++++ DATASET EXTRACT ++++

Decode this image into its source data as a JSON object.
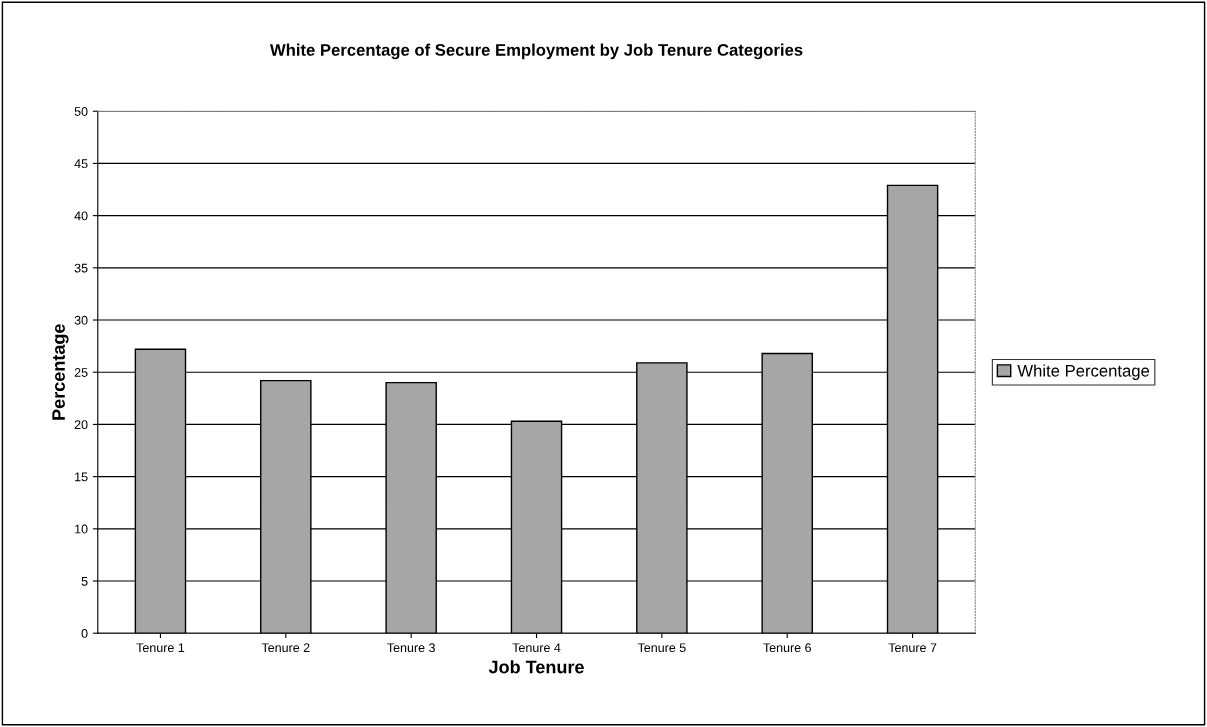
{
  "chart_data": {
    "type": "bar",
    "title": "White Percentage of Secure Employment by Job Tenure Categories",
    "xlabel": "Job Tenure",
    "ylabel": "Percentage",
    "categories": [
      "Tenure 1",
      "Tenure 2",
      "Tenure 3",
      "Tenure 4",
      "Tenure 5",
      "Tenure 6",
      "Tenure 7"
    ],
    "series": [
      {
        "name": "White Percentage",
        "color": "#a6a6a6",
        "values": [
          27.2,
          24.2,
          24.0,
          20.3,
          25.9,
          26.8,
          42.9
        ]
      }
    ],
    "ylim": [
      0,
      50
    ],
    "yticks": [
      0,
      5,
      10,
      15,
      20,
      25,
      30,
      35,
      40,
      45,
      50
    ],
    "grid": "y",
    "legend": "right"
  }
}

++++

**EXERCISE GOAL**
List all lines from the entries that include the word "Tenure".

**REPLY**
    "title": "White Percentage of Secure Employment by Job Tenure Categories",
    "xlabel": "Job Tenure",
      "Tenure 1",
      "Tenure 2",
      "Tenure 3",
      "Tenure 4",
      "Tenure 5",
      "Tenure 6",
      "Tenure 7"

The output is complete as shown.